• [Requirements] Type the records out again in full, exactly.

• [Given information]
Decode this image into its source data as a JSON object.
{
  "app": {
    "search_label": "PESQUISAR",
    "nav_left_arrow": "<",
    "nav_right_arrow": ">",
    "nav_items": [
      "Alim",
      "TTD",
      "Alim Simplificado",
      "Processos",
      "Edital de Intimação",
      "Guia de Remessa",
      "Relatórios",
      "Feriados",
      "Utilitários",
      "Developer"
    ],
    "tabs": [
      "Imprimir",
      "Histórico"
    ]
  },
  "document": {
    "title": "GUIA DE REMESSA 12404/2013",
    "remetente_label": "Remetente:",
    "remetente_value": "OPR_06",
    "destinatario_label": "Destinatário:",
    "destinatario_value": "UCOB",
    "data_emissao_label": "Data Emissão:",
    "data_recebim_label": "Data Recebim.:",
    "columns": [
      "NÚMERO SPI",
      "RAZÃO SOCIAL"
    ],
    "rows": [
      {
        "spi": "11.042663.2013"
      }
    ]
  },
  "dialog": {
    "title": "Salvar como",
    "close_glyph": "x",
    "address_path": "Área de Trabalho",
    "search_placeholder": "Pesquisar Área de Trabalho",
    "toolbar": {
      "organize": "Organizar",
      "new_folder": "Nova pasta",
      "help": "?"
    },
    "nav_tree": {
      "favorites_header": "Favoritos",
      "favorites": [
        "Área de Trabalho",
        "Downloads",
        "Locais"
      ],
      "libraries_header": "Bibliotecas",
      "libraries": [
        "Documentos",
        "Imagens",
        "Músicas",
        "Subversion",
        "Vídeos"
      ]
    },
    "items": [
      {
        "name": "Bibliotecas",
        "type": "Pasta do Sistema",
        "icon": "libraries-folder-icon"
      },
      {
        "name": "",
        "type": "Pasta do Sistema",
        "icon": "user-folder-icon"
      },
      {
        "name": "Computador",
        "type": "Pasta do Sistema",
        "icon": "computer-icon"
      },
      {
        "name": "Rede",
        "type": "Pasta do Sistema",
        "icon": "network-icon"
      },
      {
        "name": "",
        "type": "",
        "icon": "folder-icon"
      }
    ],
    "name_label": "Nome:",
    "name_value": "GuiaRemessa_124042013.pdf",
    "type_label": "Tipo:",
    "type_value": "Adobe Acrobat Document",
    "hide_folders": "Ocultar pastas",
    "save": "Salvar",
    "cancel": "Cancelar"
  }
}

• [Solution for this task]
Decode this image into its source data as a JSON object.
{
  "app": {
    "search_label": "PESQUISAR",
    "nav_left_arrow": "<",
    "nav_right_arrow": ">",
    "nav_items": [
      "Alim",
      "TTD",
      "Alim Simplificado",
      "Processos",
      "Edital de Intimação",
      "Guia de Remessa",
      "Relatórios",
      "Feriados",
      "Utilitários",
      "Developer"
    ],
    "tabs": [
      "Imprimir",
      "Histórico"
    ]
  },
  "document": {
    "title": "GUIA DE REMESSA 12404/2013",
    "remetente_label": "Remetente:",
    "remetente_value": "OPR_06",
    "destinatario_label": "Destinatário:",
    "destinatario_value": "UCOB",
    "data_emissao_label": "Data Emissão:",
    "data_recebim_label": "Data Recebim.:",
    "columns": [
      "NÚMERO SPI",
      "RAZÃO SOCIAL"
    ],
    "rows": [
      {
        "spi": "11.042663.2013"
      }
    ]
  },
  "dialog": {
    "title": "Salvar como",
    "close_glyph": "x",
    "address_path": "Área de Trabalho",
    "search_placeholder": "Pesquisar Área de Trabalho",
    "toolbar": {
      "organize": "Organizar",
      "new_folder": "Nova pasta",
      "help": "?"
    },
    "nav_tree": {
      "favorites_header": "Favoritos",
      "favorites": [
        "Área de Trabalho",
        "Downloads",
        "Locais"
      ],
      "libraries_header": "Bibliotecas",
      "libraries": [
        "Documentos",
        "Imagens",
        "Músicas",
        "Subversion",
        "Vídeos"
      ]
    },
    "items": [
      {
        "name": "Bibliotecas",
        "type": "Pasta do Sistema",
        "icon": "libraries-folder-icon"
      },
      {
        "name": "",
        "type": "Pasta do Sistema",
        "icon": "user-folder-icon"
      },
      {
        "name": "Computador",
        "type": "Pasta do Sistema",
        "icon": "computer-icon"
      },
      {
        "name": "Rede",
        "type": "Pasta do Sistema",
        "icon": "network-icon"
      },
      {
        "name": "",
        "type": "",
        "icon": "folder-icon"
      }
    ],
    "name_label": "Nome:",
    "name_value": "GuiaRemessa_124042013.pdf",
    "type_label": "Tipo:",
    "type_value": "Adobe Acrobat Document",
    "hide_folders": "Ocultar pastas",
    "save": "Salvar",
    "cancel": "Cancelar"
  }
}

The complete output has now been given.